- [REQUIREMENTS]
Reproduce every line of the material below, but drop the pictures.

************

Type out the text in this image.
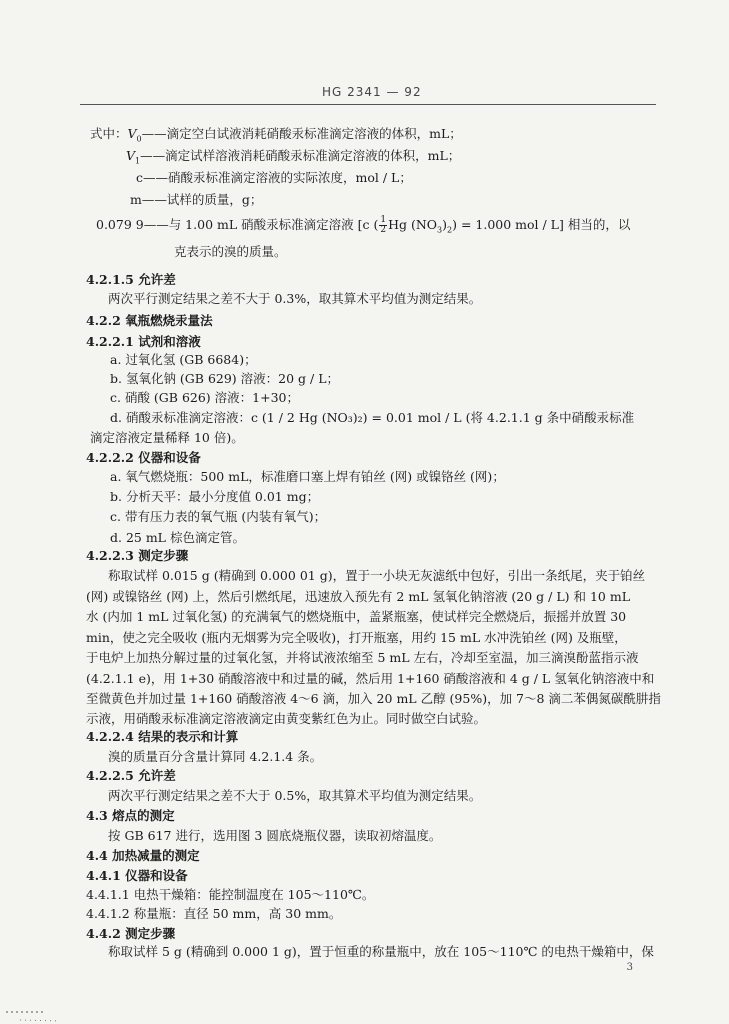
HG 2341 — 92
式中：$V_0——$滴定空白试液消耗硝酸汞标准滴定溶液的体积，mL；
$V_1——$滴定试样溶液消耗硝酸汞标准滴定溶液的体积，mL；
c——硝酸汞标准滴定溶液的实际浓度，mol / L；
m——试样的质量，g；
0.079 9——与 1.00 mL 硝酸汞标准滴定溶液 [c ( $\frac{1}{2}$ Hg $(NO_3)_2) = 1.000$ mol / L] 相当的，以
克表示的溴的质量。
4.2.1.5 允许差
两次平行测定结果之差不大于 0.3%，取其算术平均值为测定结果。
4.2.2 氧瓶燃烧汞量法
4.2.2.1 试剂和溶液
a. 过氧化氢 (GB 6684)；
b. 氢氧化钠 (GB 629) 溶液：20 g / L；
c. 硝酸 (GB 626) 溶液：1+30；
d. 硝酸汞标准滴定溶液：c (1 / 2 Hg (NO₃)₂) = 0.01 mol / L (将 4.2.1.1 g 条中硝酸汞标准
滴定溶液定量稀释 10 倍)。
4.2.2.2 仪器和设备
a. 氧气燃烧瓶：500 mL，标准磨口塞上焊有铂丝 (网) 或镍铬丝 (网)；
b. 分析天平：最小分度值 0.01 mg；
c. 带有压力表的氧气瓶 (内装有氧气)；
d. 25 mL 棕色滴定管。
4.2.2.3 测定步骤
称取试样 0.015 g (精确到 0.000 01 g)，置于一小块无灰滤纸中包好，引出一条纸尾，夹于铂丝
(网) 或镍铬丝 (网) 上，然后引燃纸尾，迅速放入预先有 2 mL 氢氧化钠溶液 (20 g / L) 和 10 mL
水 (内加 1 mL 过氧化氢) 的充满氧气的燃烧瓶中，盖紧瓶塞，使试样完全燃烧后，振摇并放置 30
min，使之完全吸收 (瓶内无烟雾为完全吸收)，打开瓶塞，用约 15 mL 水冲洗铂丝 (网) 及瓶壁，
于电炉上加热分解过量的过氧化氢，并将试液浓缩至 5 mL 左右，冷却至室温，加三滴溴酚蓝指示液
(4.2.1.1 e)，用 1+30 硝酸溶液中和过量的碱，然后用 1+160 硝酸溶液和 4 g / L 氢氧化钠溶液中和
至微黄色并加过量 1+160 硝酸溶液 4～6 滴，加入 20 mL 乙醇 (95%)，加 7～8 滴二苯偶氮碳酰肼指
示液，用硝酸汞标准滴定溶液滴定由黄变紫红色为止。同时做空白试验。
4.2.2.4 结果的表示和计算
溴的质量百分含量计算同 4.2.1.4 条。
4.2.2.5 允许差
两次平行测定结果之差不大于 0.5%，取其算术平均值为测定结果。
4.3 熔点的测定
按 GB 617 进行，选用图 3 圆底烧瓶仪器，读取初熔温度。
4.4 加热减量的测定
4.4.1 仪器和设备
4.4.1.1 电热干燥箱：能控制温度在 105～110℃。
4.4.1.2 称量瓶：直径 50 mm，高 30 mm。
4.4.2 测定步骤
称取试样 5 g (精确到 0.000 1 g)，置于恒重的称量瓶中，放在 105～110℃ 的电热干燥箱中，保
3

************

- [SOLUTION FOR THIS PROBLEM]
Type out the text in this image.
HG 2341 — 92
式中：$V_0——$滴定空白试液消耗硝酸汞标准滴定溶液的体积，mL；
$V_1——$滴定试样溶液消耗硝酸汞标准滴定溶液的体积，mL；
c——硝酸汞标准滴定溶液的实际浓度，mol / L；
m——试样的质量，g；
0.079 9——与 1.00 mL 硝酸汞标准滴定溶液 [c ( $\frac{1}{2}$ Hg $(NO_3)_2) = 1.000$ mol / L] 相当的，以
克表示的溴的质量。
4.2.1.5 允许差
两次平行测定结果之差不大于 0.3%，取其算术平均值为测定结果。
4.2.2 氧瓶燃烧汞量法
4.2.2.1 试剂和溶液
a. 过氧化氢 (GB 6684)；
b. 氢氧化钠 (GB 629) 溶液：20 g / L；
c. 硝酸 (GB 626) 溶液：1+30；
d. 硝酸汞标准滴定溶液：c (1 / 2 Hg (NO₃)₂) = 0.01 mol / L (将 4.2.1.1 g 条中硝酸汞标准
滴定溶液定量稀释 10 倍)。
4.2.2.2 仪器和设备
a. 氧气燃烧瓶：500 mL，标准磨口塞上焊有铂丝 (网) 或镍铬丝 (网)；
b. 分析天平：最小分度值 0.01 mg；
c. 带有压力表的氧气瓶 (内装有氧气)；
d. 25 mL 棕色滴定管。
4.2.2.3 测定步骤
称取试样 0.015 g (精确到 0.000 01 g)，置于一小块无灰滤纸中包好，引出一条纸尾，夹于铂丝
(网) 或镍铬丝 (网) 上，然后引燃纸尾，迅速放入预先有 2 mL 氢氧化钠溶液 (20 g / L) 和 10 mL
水 (内加 1 mL 过氧化氢) 的充满氧气的燃烧瓶中，盖紧瓶塞，使试样完全燃烧后，振摇并放置 30
min，使之完全吸收 (瓶内无烟雾为完全吸收)，打开瓶塞，用约 15 mL 水冲洗铂丝 (网) 及瓶壁，
于电炉上加热分解过量的过氧化氢，并将试液浓缩至 5 mL 左右，冷却至室温，加三滴溴酚蓝指示液
(4.2.1.1 e)，用 1+30 硝酸溶液中和过量的碱，然后用 1+160 硝酸溶液和 4 g / L 氢氧化钠溶液中和
至微黄色并加过量 1+160 硝酸溶液 4～6 滴，加入 20 mL 乙醇 (95%)，加 7～8 滴二苯偶氮碳酰肼指
示液，用硝酸汞标准滴定溶液滴定由黄变紫红色为止。同时做空白试验。
4.2.2.4 结果的表示和计算
溴的质量百分含量计算同 4.2.1.4 条。
4.2.2.5 允许差
两次平行测定结果之差不大于 0.5%，取其算术平均值为测定结果。
4.3 熔点的测定
按 GB 617 进行，选用图 3 圆底烧瓶仪器，读取初熔温度。
4.4 加热减量的测定
4.4.1 仪器和设备
4.4.1.1 电热干燥箱：能控制温度在 105～110℃。
4.4.1.2 称量瓶：直径 50 mm，高 30 mm。
4.4.2 测定步骤
称取试样 5 g (精确到 0.000 1 g)，置于恒重的称量瓶中，放在 105～110℃ 的电热干燥箱中，保
3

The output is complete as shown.